The problem:
Can you convert the entries between the line containing "Patent image size: (982, 1180)." and the line containing "The attachment tube 81 is at (598, 465).", inclusive, into a JSON list of strings with one string per line and blank lines omitted?

Input for this task:

※ ※ ※

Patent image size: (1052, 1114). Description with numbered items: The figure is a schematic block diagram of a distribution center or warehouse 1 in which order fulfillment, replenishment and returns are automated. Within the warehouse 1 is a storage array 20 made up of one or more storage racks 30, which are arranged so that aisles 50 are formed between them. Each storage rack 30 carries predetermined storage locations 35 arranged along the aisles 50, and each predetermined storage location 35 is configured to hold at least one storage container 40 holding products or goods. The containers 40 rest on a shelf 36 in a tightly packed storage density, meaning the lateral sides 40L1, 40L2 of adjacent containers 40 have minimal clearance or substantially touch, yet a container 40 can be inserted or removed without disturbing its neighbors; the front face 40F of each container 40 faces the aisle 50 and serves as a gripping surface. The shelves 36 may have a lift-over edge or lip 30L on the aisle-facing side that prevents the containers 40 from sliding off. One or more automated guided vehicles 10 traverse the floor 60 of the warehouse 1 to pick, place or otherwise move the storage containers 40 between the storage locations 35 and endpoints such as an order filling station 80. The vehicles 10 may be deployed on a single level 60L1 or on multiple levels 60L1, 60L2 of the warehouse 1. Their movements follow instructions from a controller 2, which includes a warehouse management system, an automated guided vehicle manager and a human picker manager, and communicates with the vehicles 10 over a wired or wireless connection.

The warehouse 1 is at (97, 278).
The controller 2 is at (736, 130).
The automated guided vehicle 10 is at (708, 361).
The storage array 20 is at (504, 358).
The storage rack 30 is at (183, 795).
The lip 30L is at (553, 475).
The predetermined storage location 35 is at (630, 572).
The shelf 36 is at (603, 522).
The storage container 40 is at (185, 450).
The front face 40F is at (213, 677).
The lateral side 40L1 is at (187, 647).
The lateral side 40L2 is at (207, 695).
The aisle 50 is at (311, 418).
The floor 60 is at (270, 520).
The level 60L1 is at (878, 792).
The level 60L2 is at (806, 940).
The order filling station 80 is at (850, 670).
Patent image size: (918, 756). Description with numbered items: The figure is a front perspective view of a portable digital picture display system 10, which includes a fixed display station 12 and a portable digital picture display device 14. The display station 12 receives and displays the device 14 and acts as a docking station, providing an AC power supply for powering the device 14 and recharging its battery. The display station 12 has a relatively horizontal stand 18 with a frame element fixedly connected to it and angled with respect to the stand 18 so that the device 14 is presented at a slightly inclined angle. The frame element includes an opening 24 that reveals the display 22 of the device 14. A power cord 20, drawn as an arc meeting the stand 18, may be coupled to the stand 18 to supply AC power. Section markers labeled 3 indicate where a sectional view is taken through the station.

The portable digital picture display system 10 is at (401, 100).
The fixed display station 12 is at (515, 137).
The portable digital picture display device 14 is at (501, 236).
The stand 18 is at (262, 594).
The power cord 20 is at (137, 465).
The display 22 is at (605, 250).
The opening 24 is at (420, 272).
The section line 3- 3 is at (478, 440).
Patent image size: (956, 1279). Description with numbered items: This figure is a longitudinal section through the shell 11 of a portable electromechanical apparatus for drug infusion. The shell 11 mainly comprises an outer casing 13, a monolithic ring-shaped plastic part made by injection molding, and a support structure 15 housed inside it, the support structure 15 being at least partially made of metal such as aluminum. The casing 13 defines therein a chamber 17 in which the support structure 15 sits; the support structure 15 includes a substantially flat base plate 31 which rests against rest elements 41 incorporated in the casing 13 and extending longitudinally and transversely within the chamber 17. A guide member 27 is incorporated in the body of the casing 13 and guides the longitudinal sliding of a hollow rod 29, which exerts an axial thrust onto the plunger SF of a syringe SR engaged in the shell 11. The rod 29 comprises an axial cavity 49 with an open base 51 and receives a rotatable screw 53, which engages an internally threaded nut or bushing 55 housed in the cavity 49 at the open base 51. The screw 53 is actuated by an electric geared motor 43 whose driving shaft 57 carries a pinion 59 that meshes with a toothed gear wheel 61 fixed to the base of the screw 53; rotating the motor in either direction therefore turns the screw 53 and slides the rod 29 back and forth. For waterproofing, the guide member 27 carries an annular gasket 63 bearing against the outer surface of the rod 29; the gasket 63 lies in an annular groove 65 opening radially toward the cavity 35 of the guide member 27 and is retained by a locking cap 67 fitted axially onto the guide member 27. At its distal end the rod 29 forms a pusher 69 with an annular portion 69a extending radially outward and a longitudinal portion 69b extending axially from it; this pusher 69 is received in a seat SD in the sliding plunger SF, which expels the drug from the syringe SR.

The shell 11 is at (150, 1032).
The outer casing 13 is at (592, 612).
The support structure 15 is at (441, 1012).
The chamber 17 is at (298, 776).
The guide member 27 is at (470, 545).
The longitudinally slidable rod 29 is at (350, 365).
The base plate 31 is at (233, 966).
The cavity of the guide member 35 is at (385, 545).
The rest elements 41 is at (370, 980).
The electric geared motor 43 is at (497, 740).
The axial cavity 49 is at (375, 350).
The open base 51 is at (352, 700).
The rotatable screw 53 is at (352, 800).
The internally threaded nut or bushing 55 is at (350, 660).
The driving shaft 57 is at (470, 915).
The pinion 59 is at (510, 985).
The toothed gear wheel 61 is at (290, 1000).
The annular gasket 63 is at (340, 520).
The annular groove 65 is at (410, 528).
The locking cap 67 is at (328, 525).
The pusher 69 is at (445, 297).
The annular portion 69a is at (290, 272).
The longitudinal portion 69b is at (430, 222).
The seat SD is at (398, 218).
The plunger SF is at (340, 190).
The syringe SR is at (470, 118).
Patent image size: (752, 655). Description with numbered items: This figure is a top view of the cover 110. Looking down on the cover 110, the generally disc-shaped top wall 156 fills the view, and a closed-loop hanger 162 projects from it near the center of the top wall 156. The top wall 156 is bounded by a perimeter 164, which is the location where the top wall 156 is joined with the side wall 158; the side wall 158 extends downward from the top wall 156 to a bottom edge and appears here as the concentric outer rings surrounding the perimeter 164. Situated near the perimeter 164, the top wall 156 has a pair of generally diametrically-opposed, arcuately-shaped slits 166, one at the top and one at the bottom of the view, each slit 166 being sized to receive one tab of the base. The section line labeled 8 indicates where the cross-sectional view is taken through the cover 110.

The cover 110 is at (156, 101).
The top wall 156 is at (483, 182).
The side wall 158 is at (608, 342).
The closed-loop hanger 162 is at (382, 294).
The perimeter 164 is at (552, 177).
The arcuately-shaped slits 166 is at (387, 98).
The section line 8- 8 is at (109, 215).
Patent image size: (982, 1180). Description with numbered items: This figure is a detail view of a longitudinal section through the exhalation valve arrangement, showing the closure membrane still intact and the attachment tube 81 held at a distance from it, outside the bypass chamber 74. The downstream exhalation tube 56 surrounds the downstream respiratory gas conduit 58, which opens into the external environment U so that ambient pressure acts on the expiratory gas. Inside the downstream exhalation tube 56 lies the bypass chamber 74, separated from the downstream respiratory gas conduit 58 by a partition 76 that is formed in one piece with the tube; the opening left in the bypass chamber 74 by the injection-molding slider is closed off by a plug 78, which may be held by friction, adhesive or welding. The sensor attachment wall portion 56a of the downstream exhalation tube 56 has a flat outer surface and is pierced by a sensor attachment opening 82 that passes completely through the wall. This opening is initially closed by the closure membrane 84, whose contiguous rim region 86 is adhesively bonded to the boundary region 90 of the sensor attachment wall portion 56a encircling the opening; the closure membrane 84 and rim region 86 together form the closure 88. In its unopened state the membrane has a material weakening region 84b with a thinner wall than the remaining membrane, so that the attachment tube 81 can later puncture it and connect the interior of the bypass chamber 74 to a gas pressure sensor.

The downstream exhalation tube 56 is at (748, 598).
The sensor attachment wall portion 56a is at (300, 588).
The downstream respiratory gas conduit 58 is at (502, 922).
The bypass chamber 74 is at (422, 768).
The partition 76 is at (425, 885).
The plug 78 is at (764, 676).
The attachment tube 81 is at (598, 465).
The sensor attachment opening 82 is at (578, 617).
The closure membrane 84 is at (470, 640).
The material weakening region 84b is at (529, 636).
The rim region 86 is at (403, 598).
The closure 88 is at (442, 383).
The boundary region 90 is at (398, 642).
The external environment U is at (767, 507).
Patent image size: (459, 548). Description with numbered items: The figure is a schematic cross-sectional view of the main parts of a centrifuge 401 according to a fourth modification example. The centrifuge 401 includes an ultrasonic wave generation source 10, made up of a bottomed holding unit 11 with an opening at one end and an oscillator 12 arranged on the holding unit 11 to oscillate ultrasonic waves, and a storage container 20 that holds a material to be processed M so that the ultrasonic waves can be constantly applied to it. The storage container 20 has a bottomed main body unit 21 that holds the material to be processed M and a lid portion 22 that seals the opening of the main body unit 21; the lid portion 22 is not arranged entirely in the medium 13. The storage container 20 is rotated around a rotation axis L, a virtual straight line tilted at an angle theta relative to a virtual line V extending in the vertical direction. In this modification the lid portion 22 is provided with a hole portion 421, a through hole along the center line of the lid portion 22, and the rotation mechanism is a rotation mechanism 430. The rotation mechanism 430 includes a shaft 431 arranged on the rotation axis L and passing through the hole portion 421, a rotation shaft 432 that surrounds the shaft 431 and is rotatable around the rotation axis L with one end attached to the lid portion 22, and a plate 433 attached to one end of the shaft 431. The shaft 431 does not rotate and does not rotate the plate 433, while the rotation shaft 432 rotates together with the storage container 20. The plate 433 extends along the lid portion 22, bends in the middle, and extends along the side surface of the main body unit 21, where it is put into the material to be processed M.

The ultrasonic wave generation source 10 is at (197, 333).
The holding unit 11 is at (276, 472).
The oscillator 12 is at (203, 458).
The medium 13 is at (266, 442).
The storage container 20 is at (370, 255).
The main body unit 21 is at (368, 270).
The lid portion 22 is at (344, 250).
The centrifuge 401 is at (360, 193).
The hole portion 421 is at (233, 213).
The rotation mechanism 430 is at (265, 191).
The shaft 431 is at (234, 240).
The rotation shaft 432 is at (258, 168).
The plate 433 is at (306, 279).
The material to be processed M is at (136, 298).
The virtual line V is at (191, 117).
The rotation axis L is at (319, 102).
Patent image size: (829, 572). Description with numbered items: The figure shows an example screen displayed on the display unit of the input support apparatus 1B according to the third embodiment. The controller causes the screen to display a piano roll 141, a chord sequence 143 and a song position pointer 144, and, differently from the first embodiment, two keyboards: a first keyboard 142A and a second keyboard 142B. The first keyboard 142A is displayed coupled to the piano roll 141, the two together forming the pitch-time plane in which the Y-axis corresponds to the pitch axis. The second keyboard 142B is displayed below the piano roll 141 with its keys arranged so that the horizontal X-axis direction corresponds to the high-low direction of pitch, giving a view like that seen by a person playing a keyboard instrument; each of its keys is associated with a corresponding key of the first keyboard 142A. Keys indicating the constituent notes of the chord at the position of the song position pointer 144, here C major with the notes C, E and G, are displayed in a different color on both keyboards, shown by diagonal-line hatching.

※ ※ ※

Written solution:
[
  "Patent image size: (982, 1180). Description with numbered items: This figure is a detail view of a longitudinal section through the exhalation valve arrangement, showing the closure membrane still intact and the attachment tube 81 held at a distance from it, outside the bypass chamber 74. The downstream exhalation tube 56 surrounds the downstream respiratory gas conduit 58, which opens into the external environment U so that ambient pressure acts on the expiratory gas. Inside the downstream exhalation tube 56 lies the bypass chamber 74, separated from the downstream respiratory gas conduit 58 by a partition 76 that is formed in one piece with the tube; the opening left in the bypass chamber 74 by the injection-molding slider is closed off by a plug 78, which may be held by friction, adhesive or welding. The sensor attachment wall portion 56a of the downstream exhalation tube 56 has a flat outer surface and is pierced by a sensor attachment opening 82 that passes completely through the wall. This opening is initially closed by the closure membrane 84, whose contiguous rim region 86 is adhesively bonded to the boundary region 90 of the sensor attachment wall portion 56a encircling the opening; the closure membrane 84 and rim region 86 together form the closure 88. In its unopened state the membrane has a material weakening region 84b with a thinner wall than the remaining membrane, so that the attachment tube 81 can later puncture it and connect the interior of the bypass chamber 74 to a gas pressure sensor.",
  "The downstream exhalation tube 56 is at (748, 598).",
  "The sensor attachment wall portion 56a is at (300, 588).",
  "The downstream respiratory gas conduit 58 is at (502, 922).",
  "The bypass chamber 74 is at (422, 768).",
  "The partition 76 is at (425, 885).",
  "The plug 78 is at (764, 676).",
  "The attachment tube 81 is at (598, 465)."
]